Objective: Each record is to be transcribed exactly.
= = = =
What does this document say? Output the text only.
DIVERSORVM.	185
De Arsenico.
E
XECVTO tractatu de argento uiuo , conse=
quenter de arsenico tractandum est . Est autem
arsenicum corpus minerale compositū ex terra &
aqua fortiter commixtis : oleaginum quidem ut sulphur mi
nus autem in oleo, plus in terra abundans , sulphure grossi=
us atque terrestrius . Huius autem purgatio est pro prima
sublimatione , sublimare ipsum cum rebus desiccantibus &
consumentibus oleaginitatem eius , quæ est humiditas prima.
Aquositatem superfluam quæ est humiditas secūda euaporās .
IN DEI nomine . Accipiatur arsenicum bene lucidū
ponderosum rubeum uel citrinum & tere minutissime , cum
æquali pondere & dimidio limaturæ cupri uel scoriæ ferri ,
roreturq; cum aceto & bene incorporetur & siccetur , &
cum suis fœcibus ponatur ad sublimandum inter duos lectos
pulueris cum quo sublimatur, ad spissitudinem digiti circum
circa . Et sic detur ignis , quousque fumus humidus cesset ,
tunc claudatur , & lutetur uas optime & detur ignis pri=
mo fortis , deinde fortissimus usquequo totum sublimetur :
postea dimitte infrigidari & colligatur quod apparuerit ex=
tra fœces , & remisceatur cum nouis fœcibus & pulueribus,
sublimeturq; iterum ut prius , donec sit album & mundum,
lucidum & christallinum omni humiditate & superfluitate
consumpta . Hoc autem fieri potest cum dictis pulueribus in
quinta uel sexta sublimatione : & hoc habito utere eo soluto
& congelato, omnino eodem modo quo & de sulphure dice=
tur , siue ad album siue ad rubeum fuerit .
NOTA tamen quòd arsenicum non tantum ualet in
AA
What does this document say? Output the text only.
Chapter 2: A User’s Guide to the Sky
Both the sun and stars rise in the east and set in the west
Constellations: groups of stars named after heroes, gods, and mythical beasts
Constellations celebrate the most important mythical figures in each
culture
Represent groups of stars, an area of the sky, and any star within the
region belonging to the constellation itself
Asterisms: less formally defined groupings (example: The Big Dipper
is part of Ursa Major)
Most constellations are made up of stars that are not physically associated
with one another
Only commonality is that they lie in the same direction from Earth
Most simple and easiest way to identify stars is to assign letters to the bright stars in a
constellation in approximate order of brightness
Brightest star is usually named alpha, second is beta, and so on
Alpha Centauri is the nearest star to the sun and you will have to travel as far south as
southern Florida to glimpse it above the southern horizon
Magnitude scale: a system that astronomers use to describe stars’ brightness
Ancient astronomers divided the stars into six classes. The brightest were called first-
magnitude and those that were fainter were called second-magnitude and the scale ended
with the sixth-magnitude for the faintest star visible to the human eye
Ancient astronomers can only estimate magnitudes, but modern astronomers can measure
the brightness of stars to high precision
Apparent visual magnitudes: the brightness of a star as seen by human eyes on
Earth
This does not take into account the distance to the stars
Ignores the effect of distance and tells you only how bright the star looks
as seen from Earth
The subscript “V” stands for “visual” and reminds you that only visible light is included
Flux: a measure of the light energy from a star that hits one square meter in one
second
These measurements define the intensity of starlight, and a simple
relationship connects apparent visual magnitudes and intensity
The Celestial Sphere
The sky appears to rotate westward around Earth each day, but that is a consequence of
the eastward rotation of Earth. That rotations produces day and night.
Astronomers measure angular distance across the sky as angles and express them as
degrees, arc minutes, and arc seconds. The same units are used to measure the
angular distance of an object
= = = =
Answer for the task:
What does this document say? Output the text only.
DIVERSORVM.	185
De Arsenico.
E
XECVTO tractatu de argento uiuo , conse=
quenter de arsenico tractandum est . Est autem
arsenicum corpus minerale compositū ex terra &
aqua fortiter commixtis : oleaginum quidem ut sulphur mi
nus autem in oleo, plus in terra abundans , sulphure grossi=
us atque terrestrius . Huius autem purgatio est pro prima
sublimatione , sublimare ipsum cum rebus desiccantibus &
consumentibus oleaginitatem eius , quæ est humiditas prima.
Aquositatem superfluam quæ est humiditas secūda euaporās .
IN DEI nomine . Accipiatur arsenicum bene lucidū
ponderosum rubeum uel citrinum & tere minutissime , cum
æquali pondere & dimidio limaturæ cupri uel scoriæ ferri ,
roreturq; cum aceto & bene incorporetur & siccetur , &
cum suis fœcibus ponatur ad sublimandum inter duos lectos
pulueris cum quo sublimatur, ad spissitudinem digiti circum
circa . Et sic detur ignis , quousque fumus humidus cesset ,
tunc claudatur , & lutetur uas optime & detur ignis pri=
mo fortis , deinde fortissimus usquequo totum sublimetur :
postea dimitte infrigidari & colligatur quod apparuerit ex=
tra fœces , & remisceatur cum nouis fœcibus & pulueribus,
sublimeturq; iterum ut prius , donec sit album & mundum,
lucidum & christallinum omni humiditate & superfluitate
consumpta . Hoc autem fieri potest cum dictis pulueribus in
quinta uel sexta sublimatione : & hoc habito utere eo soluto
& congelato, omnino eodem modo quo & de sulphure dice=
tur , siue ad album siue ad rubeum fuerit .
NOTA tamen quòd arsenicum non tantum ualet in
AA
What does this document say? Output the text only.
Chapter 2: A User’s Guide to the Sky
Both the sun and stars rise in the east and set in the west
Constellations: groups of stars named after heroes, gods, and mythical beasts
Constellations celebrate the most important mythical figures in each
culture
Represent groups of stars, an area of the sky, and any star within the
region belonging to the constellation itself
Asterisms: less formally defined groupings (example: The Big Dipper
is part of Ursa Major)
Most constellations are made up of stars that are not physically associated
with one another
Only commonality is that they lie in the same direction from Earth
Most simple and easiest way to identify stars is to assign letters to the bright stars in a
constellation in approximate order of brightness
Brightest star is usually named alpha, second is beta, and so on
Alpha Centauri is the nearest star to the sun and you will have to travel as far south as
southern Florida to glimpse it above the southern horizon
Magnitude scale: a system that astronomers use to describe stars’ brightness
Ancient astronomers divided the stars into six classes. The brightest were called first-
magnitude and those that were fainter were called second-magnitude and the scale ended
with the sixth-magnitude for the faintest star visible to the human eye
Ancient astronomers can only estimate magnitudes, but modern astronomers can measure
the brightness of stars to high precision
Apparent visual magnitudes: the brightness of a star as seen by human eyes on
Earth
This does not take into account the distance to the stars
Ignores the effect of distance and tells you only how bright the star looks
as seen from Earth
The subscript “V” stands for “visual” and reminds you that only visible light is included
Flux: a measure of the light energy from a star that hits one square meter in one
second
These measurements define the intensity of starlight, and a simple
relationship connects apparent visual magnitudes and intensity
The Celestial Sphere
The sky appears to rotate westward around Earth each day, but that is a consequence of
the eastward rotation of Earth. That rotations produces day and night.
Astronomers measure angular distance across the sky as angles and express them as
degrees, arc minutes, and arc seconds. The same units are used to measure the
angular distance of an object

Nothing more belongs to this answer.